* EXERCISE OBJECTIVE
Gather each line containing the string "Traits" from these entries.

(Figure dataset records)
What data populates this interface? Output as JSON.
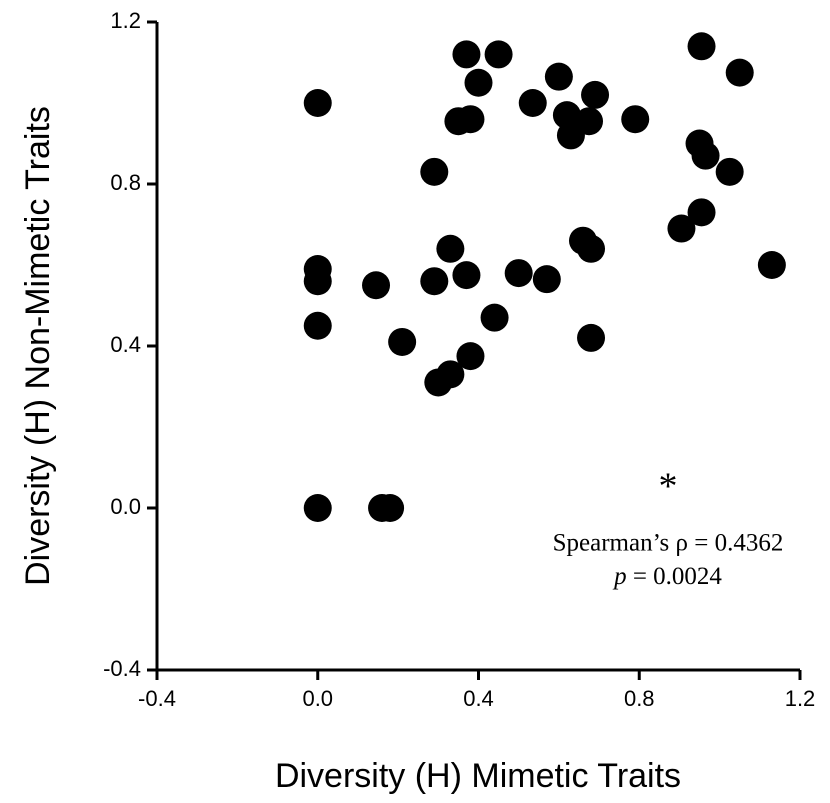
{
  "chart_data": {
    "type": "scatter",
    "xlabel": "Diversity (H) Mimetic Traits",
    "ylabel": "Diversity (H) Non-Mimetic Traits",
    "annotations": [
      "*",
      "Spearman’s ρ = 0.4362",
      "p",
      "= 0.0024"
    ],
    "color": "#000000",
    "x": [
      0,
      0,
      0,
      0,
      0,
      0.145,
      0.21,
      0.16,
      0.18,
      0.29,
      0.29,
      0.33,
      0.37,
      0.3,
      0.33,
      0.38,
      0.44,
      0.37,
      0.45,
      0.4,
      0.35,
      0.38,
      0.535,
      0.6,
      0.62,
      0.63,
      0.675,
      0.69,
      0.5,
      0.57,
      0.66,
      0.68,
      0.68,
      0.79,
      0.955,
      1.05,
      0.95,
      0.965,
      1.025,
      0.905,
      0.955,
      1.13
    ],
    "values": [
      1.0,
      0.59,
      0.56,
      0.45,
      0,
      0.55,
      0.41,
      0,
      0,
      0.83,
      0.56,
      0.64,
      0.575,
      0.31,
      0.33,
      0.375,
      0.47,
      1.12,
      1.12,
      1.05,
      0.955,
      0.96,
      1.0,
      1.065,
      0.97,
      0.92,
      0.955,
      1.02,
      0.58,
      0.565,
      0.66,
      0.64,
      0.42,
      0.96,
      1.14,
      1.075,
      0.9,
      0.87,
      0.83,
      0.69,
      0.73,
      0.6
    ],
    "xlim": [
      -0.4,
      1.2
    ],
    "ylim": [
      -0.4,
      1.2
    ],
    "xticks": [
      -0.4,
      {
        "value": 0,
        "label": "0.0"
      },
      0.4,
      0.8,
      1.2
    ],
    "yticks": [
      -0.4,
      {
        "value": 0,
        "label": "0.0"
      },
      0.4,
      0.8,
      1.2
    ]
  }
}
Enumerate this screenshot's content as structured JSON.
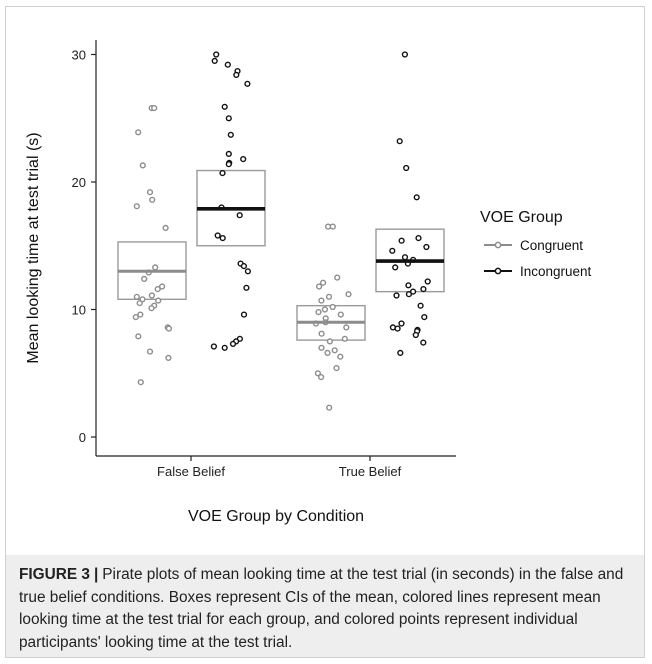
{
  "colors": {
    "congruent": "#8c8c8c",
    "incongruent": "#111111",
    "box_stroke": "#9a9a9a",
    "axis": "#222222",
    "caption_bg": "#eeeeee"
  },
  "chart_data": {
    "type": "scatter",
    "subtype": "pirate-plot",
    "title": "",
    "xlabel": "VOE Group by Condition",
    "ylabel": "Mean looking time at test trial (s)",
    "ylim": [
      0,
      32
    ],
    "yticks": [
      0,
      10,
      20,
      30
    ],
    "categories": [
      "False Belief",
      "True Belief"
    ],
    "grid": false,
    "legend": {
      "title": "VOE Group",
      "position": "right",
      "entries": [
        "Congruent",
        "Incongruent"
      ]
    },
    "series": [
      {
        "name": "Congruent",
        "color": "#8c8c8c",
        "groups": [
          {
            "category": "False Belief",
            "mean": 13.0,
            "ci": [
              10.8,
              15.3
            ],
            "points": [
              25.8,
              25.8,
              23.9,
              21.3,
              19.2,
              18.6,
              18.1,
              16.4,
              13.3,
              12.9,
              12.4,
              11.8,
              11.6,
              11.0,
              11.1,
              10.8,
              10.7,
              10.5,
              10.3,
              10.1,
              9.6,
              9.4,
              8.6,
              8.5,
              7.9,
              6.7,
              6.2,
              4.3
            ]
          },
          {
            "category": "True Belief",
            "mean": 9.0,
            "ci": [
              7.6,
              10.3
            ],
            "points": [
              16.5,
              16.5,
              12.5,
              12.1,
              11.8,
              11.2,
              11.0,
              10.7,
              10.2,
              10.0,
              9.8,
              9.6,
              9.3,
              9.0,
              8.9,
              8.6,
              8.1,
              7.7,
              7.5,
              7.0,
              6.8,
              6.6,
              6.3,
              5.4,
              5.0,
              4.7,
              2.3
            ]
          }
        ]
      },
      {
        "name": "Incongruent",
        "color": "#111111",
        "groups": [
          {
            "category": "False Belief",
            "mean": 17.9,
            "ci": [
              15.0,
              20.9
            ],
            "points": [
              30.0,
              29.5,
              29.2,
              28.7,
              28.4,
              27.7,
              25.9,
              25.0,
              23.7,
              22.2,
              21.8,
              21.5,
              21.4,
              20.7,
              18.0,
              17.4,
              15.8,
              15.6,
              13.6,
              13.4,
              13.0,
              11.7,
              9.6,
              7.7,
              7.5,
              7.3,
              7.1,
              7.0
            ]
          },
          {
            "category": "True Belief",
            "mean": 13.8,
            "ci": [
              11.4,
              16.3
            ],
            "points": [
              30.0,
              23.2,
              21.1,
              18.8,
              15.6,
              15.4,
              14.9,
              14.6,
              14.1,
              13.9,
              13.6,
              13.3,
              12.2,
              11.9,
              11.6,
              11.4,
              11.2,
              11.1,
              10.3,
              9.4,
              8.9,
              8.6,
              8.5,
              8.4,
              8.3,
              8.0,
              7.4,
              6.6
            ]
          }
        ]
      }
    ]
  },
  "caption": {
    "label": "FIGURE 3",
    "separator": "|",
    "text": "Pirate plots of mean looking time at the test trial (in seconds) in the false and true belief conditions. Boxes represent CIs of the mean, colored lines represent mean looking time at the test trial for each group, and colored points represent individual participants' looking time at the test trial."
  }
}
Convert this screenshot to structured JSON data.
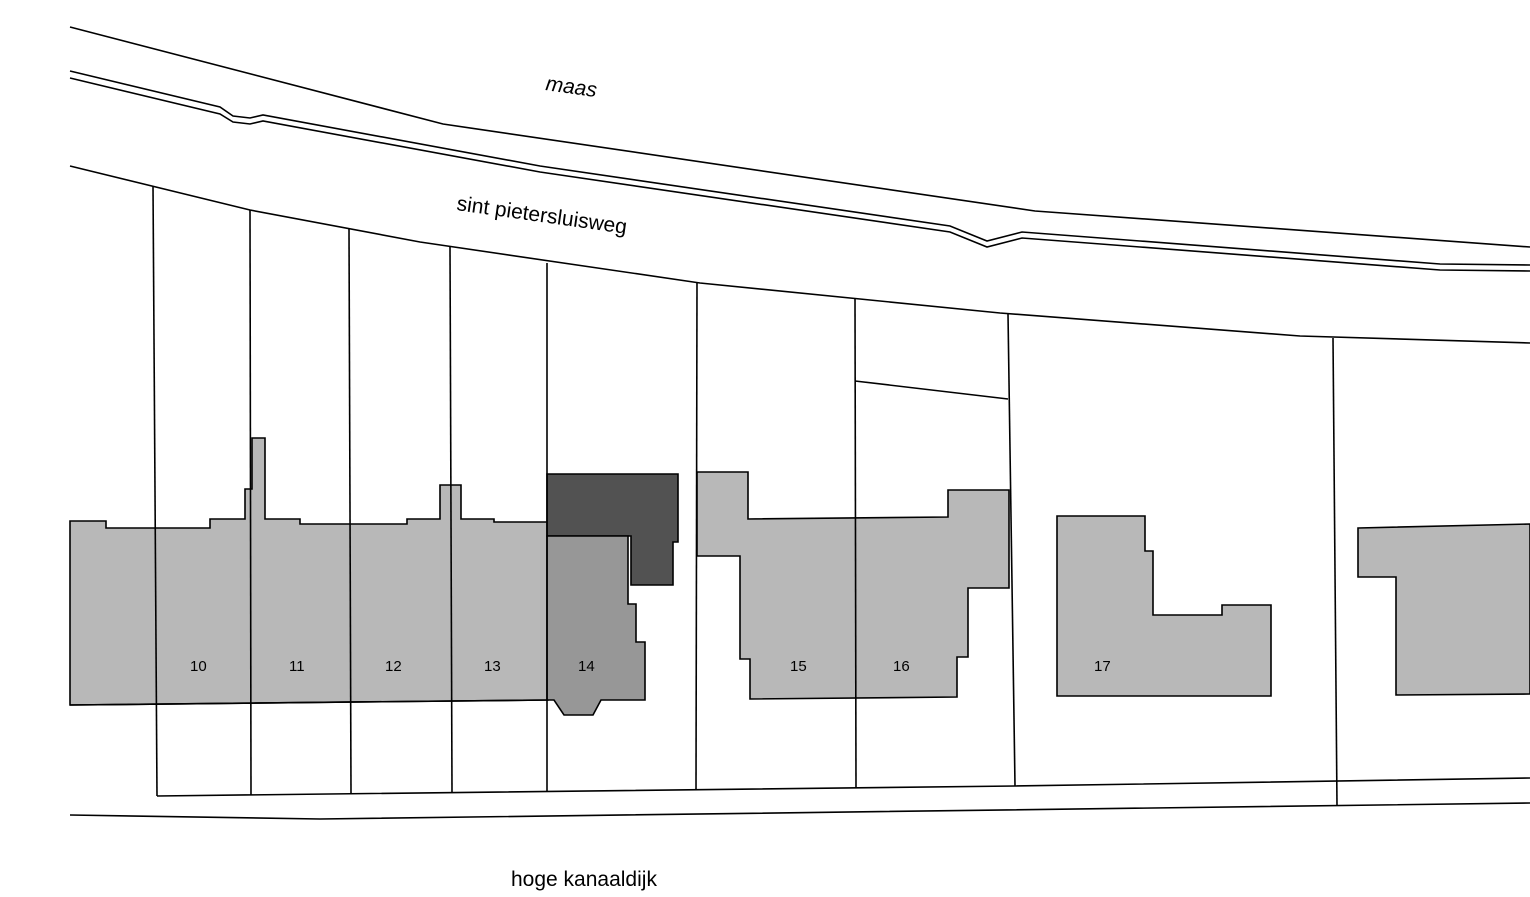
{
  "map": {
    "labels": {
      "river": "maas",
      "upper_street": "sint pietersluisweg",
      "lower_street": "hoge kanaaldijk"
    },
    "lots": [
      {
        "number": "10"
      },
      {
        "number": "11"
      },
      {
        "number": "12"
      },
      {
        "number": "13"
      },
      {
        "number": "14"
      },
      {
        "number": "15"
      },
      {
        "number": "16"
      },
      {
        "number": "17"
      }
    ],
    "colors": {
      "building_fill": "#b8b8b8",
      "highlight_building_fill": "#979797",
      "highlight_extension_fill": "#525252",
      "outline": "#000000",
      "background": "#ffffff"
    }
  }
}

* CORRECT OUTPUT
    "xlabel": "Diversity (H) Mimetic Traits",
    "ylabel": "Diversity (H) Non-Mimetic Traits",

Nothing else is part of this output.